#### Instruction
Output all entries verbatim. Skip pictures.

#### Data for processing
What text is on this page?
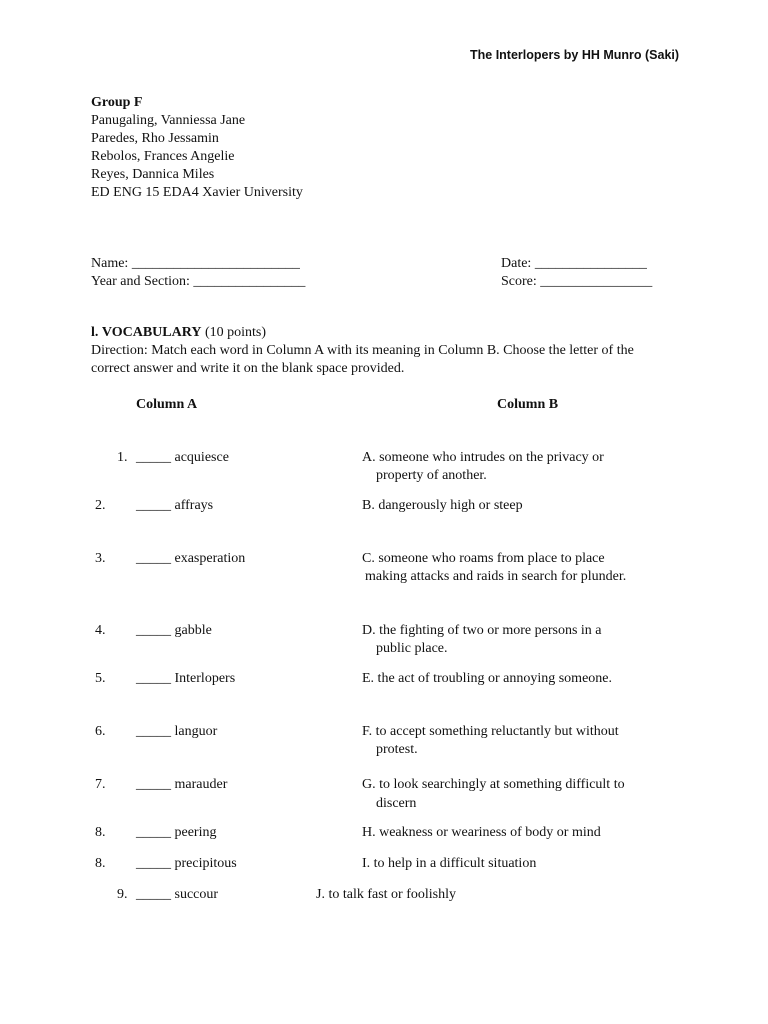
The Interlopers by HH Munro (Saki)
Group F
Panugaling, Vanniessa Jane
Paredes, Rho Jessamin
Rebolos, Frances Angelie
Reyes, Dannica Miles
ED ENG 15 EDA4 Xavier University
Name: ________________________
Year and Section: ________________
Date: ________________
Score: ________________
l. VOCABULARY (10 points)
Direction: Match each word in Column A with its meaning in Column B. Choose the letter of the
correct answer and write it on the blank space provided.
Column A	Column B
1. _____ acquiesce	A. someone who intrudes on the privacy or
property of another.
2. _____ affrays	B. dangerously high or steep
3. _____ exasperation	C. someone who roams from place to place
making attacks and raids in search for plunder.
4. _____ gabble	D. the fighting of two or more persons in a
public place.
5. _____ Interlopers	E. the act of troubling or annoying someone.
6. _____ languor	F. to accept something reluctantly but without
protest.
7. _____ marauder	G. to look searchingly at something difficult to
discern
8. _____ peering	H. weakness or weariness of body or mind
8. _____ precipitous	I. to help in a difficult situation
9. _____ succour	J. to talk fast or foolishly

#### Solution to the problem
What text is on this page?
The Interlopers by HH Munro (Saki)
Group F
Panugaling, Vanniessa Jane
Paredes, Rho Jessamin
Rebolos, Frances Angelie
Reyes, Dannica Miles
ED ENG 15 EDA4 Xavier University
Name: ________________________
Year and Section: ________________
Date: ________________
Score: ________________
l. VOCABULARY (10 points)
Direction: Match each word in Column A with its meaning in Column B. Choose the letter of the
correct answer and write it on the blank space provided.
Column A	Column B
1. _____ acquiesce	A. someone who intrudes on the privacy or
property of another.
2. _____ affrays	B. dangerously high or steep
3. _____ exasperation	C. someone who roams from place to place
making attacks and raids in search for plunder.
4. _____ gabble	D. the fighting of two or more persons in a
public place.
5. _____ Interlopers	E. the act of troubling or annoying someone.
6. _____ languor	F. to accept something reluctantly but without
protest.
7. _____ marauder	G. to look searchingly at something difficult to
discern
8. _____ peering	H. weakness or weariness of body or mind
8. _____ precipitous	I. to help in a difficult situation
9. _____ succour	J. to talk fast or foolishly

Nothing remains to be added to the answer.